## GIVEN INSTRUCTION
Pick out each line containing the string "restricted".
________________
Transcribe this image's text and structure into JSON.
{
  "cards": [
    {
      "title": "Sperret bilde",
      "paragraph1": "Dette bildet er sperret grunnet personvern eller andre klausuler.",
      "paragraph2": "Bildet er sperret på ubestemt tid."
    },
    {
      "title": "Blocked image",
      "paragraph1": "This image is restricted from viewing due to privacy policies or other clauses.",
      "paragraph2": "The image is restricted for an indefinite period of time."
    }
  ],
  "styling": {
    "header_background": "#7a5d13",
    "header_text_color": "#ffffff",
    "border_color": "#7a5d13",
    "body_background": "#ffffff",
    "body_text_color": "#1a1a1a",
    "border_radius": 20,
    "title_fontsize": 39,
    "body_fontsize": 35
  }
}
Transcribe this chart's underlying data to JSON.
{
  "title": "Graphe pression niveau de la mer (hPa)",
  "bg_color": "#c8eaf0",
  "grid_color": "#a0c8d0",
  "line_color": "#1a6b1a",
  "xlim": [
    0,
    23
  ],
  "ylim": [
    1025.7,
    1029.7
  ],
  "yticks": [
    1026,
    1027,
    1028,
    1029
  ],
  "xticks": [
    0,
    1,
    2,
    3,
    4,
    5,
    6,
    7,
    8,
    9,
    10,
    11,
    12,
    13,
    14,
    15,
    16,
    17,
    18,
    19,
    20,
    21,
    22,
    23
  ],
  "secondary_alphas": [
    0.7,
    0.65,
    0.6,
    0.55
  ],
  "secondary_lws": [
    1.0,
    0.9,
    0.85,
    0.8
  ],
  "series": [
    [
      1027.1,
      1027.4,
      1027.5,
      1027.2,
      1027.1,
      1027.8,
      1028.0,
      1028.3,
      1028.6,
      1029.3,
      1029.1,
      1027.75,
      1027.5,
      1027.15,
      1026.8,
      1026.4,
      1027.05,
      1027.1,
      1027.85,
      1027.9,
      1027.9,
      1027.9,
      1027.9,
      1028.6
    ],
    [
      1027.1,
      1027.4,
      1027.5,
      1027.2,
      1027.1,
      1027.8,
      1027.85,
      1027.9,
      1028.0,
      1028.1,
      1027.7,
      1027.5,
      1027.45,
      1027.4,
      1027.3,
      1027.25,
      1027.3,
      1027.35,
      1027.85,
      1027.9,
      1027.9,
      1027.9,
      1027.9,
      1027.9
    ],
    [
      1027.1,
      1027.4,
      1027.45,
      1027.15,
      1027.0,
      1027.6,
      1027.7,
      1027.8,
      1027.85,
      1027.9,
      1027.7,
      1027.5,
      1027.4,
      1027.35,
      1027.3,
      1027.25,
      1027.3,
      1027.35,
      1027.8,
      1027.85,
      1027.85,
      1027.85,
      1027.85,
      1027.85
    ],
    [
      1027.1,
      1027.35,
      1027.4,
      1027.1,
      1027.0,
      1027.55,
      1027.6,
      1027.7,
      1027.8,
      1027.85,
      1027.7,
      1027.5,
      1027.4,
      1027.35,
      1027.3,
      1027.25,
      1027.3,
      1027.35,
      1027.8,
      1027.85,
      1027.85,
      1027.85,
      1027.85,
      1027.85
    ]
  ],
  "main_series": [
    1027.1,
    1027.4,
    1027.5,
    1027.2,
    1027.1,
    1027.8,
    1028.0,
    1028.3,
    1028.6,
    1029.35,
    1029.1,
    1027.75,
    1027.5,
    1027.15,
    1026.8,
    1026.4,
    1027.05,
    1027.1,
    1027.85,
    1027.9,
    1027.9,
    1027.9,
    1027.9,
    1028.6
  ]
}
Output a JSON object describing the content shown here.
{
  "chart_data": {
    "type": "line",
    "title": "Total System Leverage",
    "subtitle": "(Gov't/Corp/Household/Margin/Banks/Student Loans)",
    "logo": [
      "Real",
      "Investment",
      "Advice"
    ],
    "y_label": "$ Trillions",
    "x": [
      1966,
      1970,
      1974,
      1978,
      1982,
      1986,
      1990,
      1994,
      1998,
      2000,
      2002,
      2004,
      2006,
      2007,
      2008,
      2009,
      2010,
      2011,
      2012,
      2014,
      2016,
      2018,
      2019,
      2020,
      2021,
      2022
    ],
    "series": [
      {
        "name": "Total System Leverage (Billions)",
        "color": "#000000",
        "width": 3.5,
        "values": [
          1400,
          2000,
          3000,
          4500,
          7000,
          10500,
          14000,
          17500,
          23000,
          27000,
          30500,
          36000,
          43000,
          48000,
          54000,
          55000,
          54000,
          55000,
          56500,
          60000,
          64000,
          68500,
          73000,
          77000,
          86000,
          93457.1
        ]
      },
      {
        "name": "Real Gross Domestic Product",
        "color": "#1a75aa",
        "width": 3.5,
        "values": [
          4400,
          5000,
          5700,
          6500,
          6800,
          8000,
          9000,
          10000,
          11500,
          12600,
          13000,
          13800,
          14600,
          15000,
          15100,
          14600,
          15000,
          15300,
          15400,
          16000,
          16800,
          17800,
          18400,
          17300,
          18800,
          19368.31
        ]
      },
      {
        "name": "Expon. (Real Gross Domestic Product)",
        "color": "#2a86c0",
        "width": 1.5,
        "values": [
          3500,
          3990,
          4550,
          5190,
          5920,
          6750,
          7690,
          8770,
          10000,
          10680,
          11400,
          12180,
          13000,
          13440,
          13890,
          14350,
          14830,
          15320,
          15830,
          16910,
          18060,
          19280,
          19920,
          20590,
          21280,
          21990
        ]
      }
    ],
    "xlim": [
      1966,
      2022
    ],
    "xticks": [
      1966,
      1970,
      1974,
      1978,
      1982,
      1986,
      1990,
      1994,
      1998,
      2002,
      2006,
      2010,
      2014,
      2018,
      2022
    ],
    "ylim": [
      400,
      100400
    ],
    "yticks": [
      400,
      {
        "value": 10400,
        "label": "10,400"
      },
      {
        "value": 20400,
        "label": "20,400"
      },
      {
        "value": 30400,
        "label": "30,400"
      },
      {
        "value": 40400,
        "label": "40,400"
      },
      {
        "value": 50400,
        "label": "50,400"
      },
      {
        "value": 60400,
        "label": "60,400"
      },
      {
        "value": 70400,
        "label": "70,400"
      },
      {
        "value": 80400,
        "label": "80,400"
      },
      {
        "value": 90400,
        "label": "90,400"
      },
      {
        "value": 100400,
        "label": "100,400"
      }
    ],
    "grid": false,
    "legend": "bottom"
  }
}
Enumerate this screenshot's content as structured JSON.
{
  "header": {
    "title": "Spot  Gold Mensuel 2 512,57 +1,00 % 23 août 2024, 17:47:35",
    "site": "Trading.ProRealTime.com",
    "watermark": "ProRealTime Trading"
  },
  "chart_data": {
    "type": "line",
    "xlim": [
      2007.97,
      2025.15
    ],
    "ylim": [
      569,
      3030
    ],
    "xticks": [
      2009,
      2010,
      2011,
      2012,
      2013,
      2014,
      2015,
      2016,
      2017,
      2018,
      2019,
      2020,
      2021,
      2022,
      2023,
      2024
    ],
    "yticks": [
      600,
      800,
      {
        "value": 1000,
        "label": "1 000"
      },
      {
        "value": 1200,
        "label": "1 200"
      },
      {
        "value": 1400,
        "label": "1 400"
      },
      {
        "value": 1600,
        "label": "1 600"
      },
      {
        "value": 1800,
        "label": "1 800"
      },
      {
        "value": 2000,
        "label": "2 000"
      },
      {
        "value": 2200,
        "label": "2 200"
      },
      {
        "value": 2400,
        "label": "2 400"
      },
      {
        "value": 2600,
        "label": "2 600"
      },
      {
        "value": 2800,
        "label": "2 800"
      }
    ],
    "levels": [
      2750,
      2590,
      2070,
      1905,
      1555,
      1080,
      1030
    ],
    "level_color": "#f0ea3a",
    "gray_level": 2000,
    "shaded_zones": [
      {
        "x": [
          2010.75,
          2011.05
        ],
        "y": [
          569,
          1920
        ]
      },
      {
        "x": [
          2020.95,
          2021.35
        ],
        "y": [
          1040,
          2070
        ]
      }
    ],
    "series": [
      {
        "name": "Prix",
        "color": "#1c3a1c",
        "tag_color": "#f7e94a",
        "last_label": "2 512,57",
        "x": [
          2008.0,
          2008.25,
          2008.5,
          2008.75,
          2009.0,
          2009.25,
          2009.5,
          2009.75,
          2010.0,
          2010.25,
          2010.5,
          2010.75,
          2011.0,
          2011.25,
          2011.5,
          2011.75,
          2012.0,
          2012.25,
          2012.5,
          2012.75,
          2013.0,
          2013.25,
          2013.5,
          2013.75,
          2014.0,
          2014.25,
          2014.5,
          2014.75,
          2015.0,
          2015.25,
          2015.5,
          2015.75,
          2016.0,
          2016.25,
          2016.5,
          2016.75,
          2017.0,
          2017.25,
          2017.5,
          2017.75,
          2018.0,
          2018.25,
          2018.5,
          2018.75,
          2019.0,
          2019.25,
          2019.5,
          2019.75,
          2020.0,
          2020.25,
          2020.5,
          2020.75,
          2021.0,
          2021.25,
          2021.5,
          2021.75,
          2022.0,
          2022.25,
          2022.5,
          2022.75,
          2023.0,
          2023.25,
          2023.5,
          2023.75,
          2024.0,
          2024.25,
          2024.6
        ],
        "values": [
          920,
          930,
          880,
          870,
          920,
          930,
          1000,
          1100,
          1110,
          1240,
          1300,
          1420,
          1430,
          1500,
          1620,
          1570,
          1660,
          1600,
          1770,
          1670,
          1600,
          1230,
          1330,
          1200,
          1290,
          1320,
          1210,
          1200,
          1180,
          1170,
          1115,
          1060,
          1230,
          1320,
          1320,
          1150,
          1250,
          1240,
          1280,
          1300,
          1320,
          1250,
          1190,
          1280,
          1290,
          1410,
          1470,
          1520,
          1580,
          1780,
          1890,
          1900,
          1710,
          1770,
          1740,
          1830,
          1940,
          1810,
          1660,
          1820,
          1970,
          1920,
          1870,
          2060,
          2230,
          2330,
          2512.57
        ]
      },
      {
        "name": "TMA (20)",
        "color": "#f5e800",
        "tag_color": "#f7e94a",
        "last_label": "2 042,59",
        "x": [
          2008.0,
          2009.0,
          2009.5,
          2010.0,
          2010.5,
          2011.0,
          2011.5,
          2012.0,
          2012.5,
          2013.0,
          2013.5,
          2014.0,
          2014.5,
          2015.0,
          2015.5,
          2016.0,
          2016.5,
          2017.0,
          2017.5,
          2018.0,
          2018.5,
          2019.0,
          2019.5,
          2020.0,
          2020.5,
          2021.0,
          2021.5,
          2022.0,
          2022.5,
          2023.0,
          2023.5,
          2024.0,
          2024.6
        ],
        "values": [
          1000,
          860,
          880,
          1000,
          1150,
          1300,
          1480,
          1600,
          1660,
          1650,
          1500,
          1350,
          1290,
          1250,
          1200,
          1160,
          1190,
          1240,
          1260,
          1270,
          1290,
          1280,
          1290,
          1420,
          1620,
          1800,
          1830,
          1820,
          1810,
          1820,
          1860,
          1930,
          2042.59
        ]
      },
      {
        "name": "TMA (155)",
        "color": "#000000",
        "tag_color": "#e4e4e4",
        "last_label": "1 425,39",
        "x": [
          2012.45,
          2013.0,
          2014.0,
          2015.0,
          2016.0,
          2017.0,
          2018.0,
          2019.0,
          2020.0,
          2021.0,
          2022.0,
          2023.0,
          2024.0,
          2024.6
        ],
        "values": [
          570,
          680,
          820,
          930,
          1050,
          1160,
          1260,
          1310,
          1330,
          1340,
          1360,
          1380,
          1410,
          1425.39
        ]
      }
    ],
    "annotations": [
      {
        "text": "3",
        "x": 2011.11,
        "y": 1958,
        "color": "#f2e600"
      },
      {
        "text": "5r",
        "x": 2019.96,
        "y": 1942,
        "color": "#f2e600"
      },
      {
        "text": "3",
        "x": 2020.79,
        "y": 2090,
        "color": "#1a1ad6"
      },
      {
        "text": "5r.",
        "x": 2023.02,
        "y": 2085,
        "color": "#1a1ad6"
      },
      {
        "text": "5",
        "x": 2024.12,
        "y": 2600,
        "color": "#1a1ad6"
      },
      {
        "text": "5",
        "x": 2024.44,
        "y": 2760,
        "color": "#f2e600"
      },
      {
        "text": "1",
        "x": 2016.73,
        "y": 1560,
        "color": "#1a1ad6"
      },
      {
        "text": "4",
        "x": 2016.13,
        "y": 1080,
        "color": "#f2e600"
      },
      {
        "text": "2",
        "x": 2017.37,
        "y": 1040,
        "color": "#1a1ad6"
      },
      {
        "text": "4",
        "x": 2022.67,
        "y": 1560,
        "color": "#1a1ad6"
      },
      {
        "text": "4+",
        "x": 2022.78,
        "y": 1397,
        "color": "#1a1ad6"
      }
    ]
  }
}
________________
## COMPLETED TASK
      "paragraph1": "This image is restricted from viewing due to privacy policies or other clauses.",
      "paragraph2": "The image is restricted for an indefinite period of time."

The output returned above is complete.